▸ **Exercise prompt**:
Would you return all of this data exactly, leaving nothing out?

[Part of a data file]
>> begin
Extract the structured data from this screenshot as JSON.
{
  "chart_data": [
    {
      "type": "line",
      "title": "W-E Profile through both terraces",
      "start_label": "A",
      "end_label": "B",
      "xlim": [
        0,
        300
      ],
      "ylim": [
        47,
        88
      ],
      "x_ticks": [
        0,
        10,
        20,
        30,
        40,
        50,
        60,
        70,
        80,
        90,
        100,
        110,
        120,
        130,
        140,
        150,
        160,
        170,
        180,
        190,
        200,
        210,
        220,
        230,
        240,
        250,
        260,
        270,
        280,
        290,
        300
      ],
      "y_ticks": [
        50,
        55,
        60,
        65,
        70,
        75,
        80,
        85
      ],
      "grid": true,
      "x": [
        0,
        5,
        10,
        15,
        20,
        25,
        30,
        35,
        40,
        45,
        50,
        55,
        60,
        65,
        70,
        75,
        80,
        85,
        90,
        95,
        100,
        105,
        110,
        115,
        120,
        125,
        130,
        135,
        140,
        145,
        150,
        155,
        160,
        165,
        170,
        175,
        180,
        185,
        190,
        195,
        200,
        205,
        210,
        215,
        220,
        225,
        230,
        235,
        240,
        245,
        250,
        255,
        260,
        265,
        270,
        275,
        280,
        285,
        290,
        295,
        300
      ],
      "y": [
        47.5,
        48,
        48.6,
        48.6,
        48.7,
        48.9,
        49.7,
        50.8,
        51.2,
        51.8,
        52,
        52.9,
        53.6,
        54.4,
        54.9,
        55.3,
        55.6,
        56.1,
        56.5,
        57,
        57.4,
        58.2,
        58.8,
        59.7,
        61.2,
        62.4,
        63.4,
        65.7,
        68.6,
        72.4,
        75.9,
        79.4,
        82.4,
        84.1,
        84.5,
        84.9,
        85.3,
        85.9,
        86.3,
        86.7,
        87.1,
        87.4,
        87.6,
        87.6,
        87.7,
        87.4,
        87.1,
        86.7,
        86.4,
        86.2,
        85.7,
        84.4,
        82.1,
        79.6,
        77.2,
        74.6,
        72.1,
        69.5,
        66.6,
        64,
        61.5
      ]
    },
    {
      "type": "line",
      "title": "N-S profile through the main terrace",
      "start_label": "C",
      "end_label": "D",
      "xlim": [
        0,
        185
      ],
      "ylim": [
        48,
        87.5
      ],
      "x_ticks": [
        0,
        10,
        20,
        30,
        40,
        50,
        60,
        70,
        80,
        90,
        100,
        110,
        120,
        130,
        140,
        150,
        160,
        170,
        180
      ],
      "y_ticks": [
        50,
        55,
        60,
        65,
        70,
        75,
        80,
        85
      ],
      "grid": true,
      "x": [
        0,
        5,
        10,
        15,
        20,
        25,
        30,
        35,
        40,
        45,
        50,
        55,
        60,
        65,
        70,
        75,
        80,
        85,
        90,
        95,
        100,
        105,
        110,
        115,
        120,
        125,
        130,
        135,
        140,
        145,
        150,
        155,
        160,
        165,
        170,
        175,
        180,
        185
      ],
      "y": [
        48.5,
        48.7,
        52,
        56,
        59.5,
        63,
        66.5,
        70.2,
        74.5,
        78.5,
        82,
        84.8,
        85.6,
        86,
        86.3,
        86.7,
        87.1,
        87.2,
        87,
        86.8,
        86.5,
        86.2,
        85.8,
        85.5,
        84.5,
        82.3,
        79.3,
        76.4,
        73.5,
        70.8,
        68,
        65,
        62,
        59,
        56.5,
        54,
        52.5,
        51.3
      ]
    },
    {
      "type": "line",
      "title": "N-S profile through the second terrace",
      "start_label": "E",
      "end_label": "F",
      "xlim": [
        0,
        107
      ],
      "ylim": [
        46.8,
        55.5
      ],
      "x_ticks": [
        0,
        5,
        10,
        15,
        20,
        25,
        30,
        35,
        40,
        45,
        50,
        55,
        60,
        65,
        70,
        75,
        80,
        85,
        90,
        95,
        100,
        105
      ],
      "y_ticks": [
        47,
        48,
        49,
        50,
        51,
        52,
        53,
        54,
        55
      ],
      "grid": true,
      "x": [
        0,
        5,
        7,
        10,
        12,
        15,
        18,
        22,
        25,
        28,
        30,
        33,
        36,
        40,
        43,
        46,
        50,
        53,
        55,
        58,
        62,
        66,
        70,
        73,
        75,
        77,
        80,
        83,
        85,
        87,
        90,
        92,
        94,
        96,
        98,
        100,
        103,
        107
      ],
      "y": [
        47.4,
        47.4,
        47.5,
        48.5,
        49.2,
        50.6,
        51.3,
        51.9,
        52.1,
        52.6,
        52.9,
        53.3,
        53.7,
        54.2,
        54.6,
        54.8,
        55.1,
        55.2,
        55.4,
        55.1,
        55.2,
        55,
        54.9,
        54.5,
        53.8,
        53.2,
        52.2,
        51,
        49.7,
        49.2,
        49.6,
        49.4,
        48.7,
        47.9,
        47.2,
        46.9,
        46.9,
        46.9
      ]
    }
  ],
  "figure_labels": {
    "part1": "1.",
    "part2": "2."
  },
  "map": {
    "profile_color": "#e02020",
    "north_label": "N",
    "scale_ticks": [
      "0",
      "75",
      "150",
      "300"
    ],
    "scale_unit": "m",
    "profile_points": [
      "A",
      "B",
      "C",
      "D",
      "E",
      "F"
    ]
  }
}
>> end
▸ **Finished answer**:
Extract the structured data from this screenshot as JSON.
{
  "chart_data": [
    {
      "type": "line",
      "title": "W-E Profile through both terraces",
      "start_label": "A",
      "end_label": "B",
      "xlim": [
        0,
        300
      ],
      "ylim": [
        47,
        88
      ],
      "x_ticks": [
        0,
        10,
        20,
        30,
        40,
        50,
        60,
        70,
        80,
        90,
        100,
        110,
        120,
        130,
        140,
        150,
        160,
        170,
        180,
        190,
        200,
        210,
        220,
        230,
        240,
        250,
        260,
        270,
        280,
        290,
        300
      ],
      "y_ticks": [
        50,
        55,
        60,
        65,
        70,
        75,
        80,
        85
      ],
      "grid": true,
      "x": [
        0,
        5,
        10,
        15,
        20,
        25,
        30,
        35,
        40,
        45,
        50,
        55,
        60,
        65,
        70,
        75,
        80,
        85,
        90,
        95,
        100,
        105,
        110,
        115,
        120,
        125,
        130,
        135,
        140,
        145,
        150,
        155,
        160,
        165,
        170,
        175,
        180,
        185,
        190,
        195,
        200,
        205,
        210,
        215,
        220,
        225,
        230,
        235,
        240,
        245,
        250,
        255,
        260,
        265,
        270,
        275,
        280,
        285,
        290,
        295,
        300
      ],
      "y": [
        47.5,
        48,
        48.6,
        48.6,
        48.7,
        48.9,
        49.7,
        50.8,
        51.2,
        51.8,
        52,
        52.9,
        53.6,
        54.4,
        54.9,
        55.3,
        55.6,
        56.1,
        56.5,
        57,
        57.4,
        58.2,
        58.8,
        59.7,
        61.2,
        62.4,
        63.4,
        65.7,
        68.6,
        72.4,
        75.9,
        79.4,
        82.4,
        84.1,
        84.5,
        84.9,
        85.3,
        85.9,
        86.3,
        86.7,
        87.1,
        87.4,
        87.6,
        87.6,
        87.7,
        87.4,
        87.1,
        86.7,
        86.4,
        86.2,
        85.7,
        84.4,
        82.1,
        79.6,
        77.2,
        74.6,
        72.1,
        69.5,
        66.6,
        64,
        61.5
      ]
    },
    {
      "type": "line",
      "title": "N-S profile through the main terrace",
      "start_label": "C",
      "end_label": "D",
      "xlim": [
        0,
        185
      ],
      "ylim": [
        48,
        87.5
      ],
      "x_ticks": [
        0,
        10,
        20,
        30,
        40,
        50,
        60,
        70,
        80,
        90,
        100,
        110,
        120,
        130,
        140,
        150,
        160,
        170,
        180
      ],
      "y_ticks": [
        50,
        55,
        60,
        65,
        70,
        75,
        80,
        85
      ],
      "grid": true,
      "x": [
        0,
        5,
        10,
        15,
        20,
        25,
        30,
        35,
        40,
        45,
        50,
        55,
        60,
        65,
        70,
        75,
        80,
        85,
        90,
        95,
        100,
        105,
        110,
        115,
        120,
        125,
        130,
        135,
        140,
        145,
        150,
        155,
        160,
        165,
        170,
        175,
        180,
        185
      ],
      "y": [
        48.5,
        48.7,
        52,
        56,
        59.5,
        63,
        66.5,
        70.2,
        74.5,
        78.5,
        82,
        84.8,
        85.6,
        86,
        86.3,
        86.7,
        87.1,
        87.2,
        87,
        86.8,
        86.5,
        86.2,
        85.8,
        85.5,
        84.5,
        82.3,
        79.3,
        76.4,
        73.5,
        70.8,
        68,
        65,
        62,
        59,
        56.5,
        54,
        52.5,
        51.3
      ]
    },
    {
      "type": "line",
      "title": "N-S profile through the second terrace",
      "start_label": "E",
      "end_label": "F",
      "xlim": [
        0,
        107
      ],
      "ylim": [
        46.8,
        55.5
      ],
      "x_ticks": [
        0,
        5,
        10,
        15,
        20,
        25,
        30,
        35,
        40,
        45,
        50,
        55,
        60,
        65,
        70,
        75,
        80,
        85,
        90,
        95,
        100,
        105
      ],
      "y_ticks": [
        47,
        48,
        49,
        50,
        51,
        52,
        53,
        54,
        55
      ],
      "grid": true,
      "x": [
        0,
        5,
        7,
        10,
        12,
        15,
        18,
        22,
        25,
        28,
        30,
        33,
        36,
        40,
        43,
        46,
        50,
        53,
        55,
        58,
        62,
        66,
        70,
        73,
        75,
        77,
        80,
        83,
        85,
        87,
        90,
        92,
        94,
        96,
        98,
        100,
        103,
        107
      ],
      "y": [
        47.4,
        47.4,
        47.5,
        48.5,
        49.2,
        50.6,
        51.3,
        51.9,
        52.1,
        52.6,
        52.9,
        53.3,
        53.7,
        54.2,
        54.6,
        54.8,
        55.1,
        55.2,
        55.4,
        55.1,
        55.2,
        55,
        54.9,
        54.5,
        53.8,
        53.2,
        52.2,
        51,
        49.7,
        49.2,
        49.6,
        49.4,
        48.7,
        47.9,
        47.2,
        46.9,
        46.9,
        46.9
      ]
    }
  ],
  "figure_labels": {
    "part1": "1.",
    "part2": "2."
  },
  "map": {
    "profile_color": "#e02020",
    "north_label": "N",
    "scale_ticks": [
      "0",
      "75",
      "150",
      "300"
    ],
    "scale_unit": "m",
    "profile_points": [
      "A",
      "B",
      "C",
      "D",
      "E",
      "F"
    ]
  }
}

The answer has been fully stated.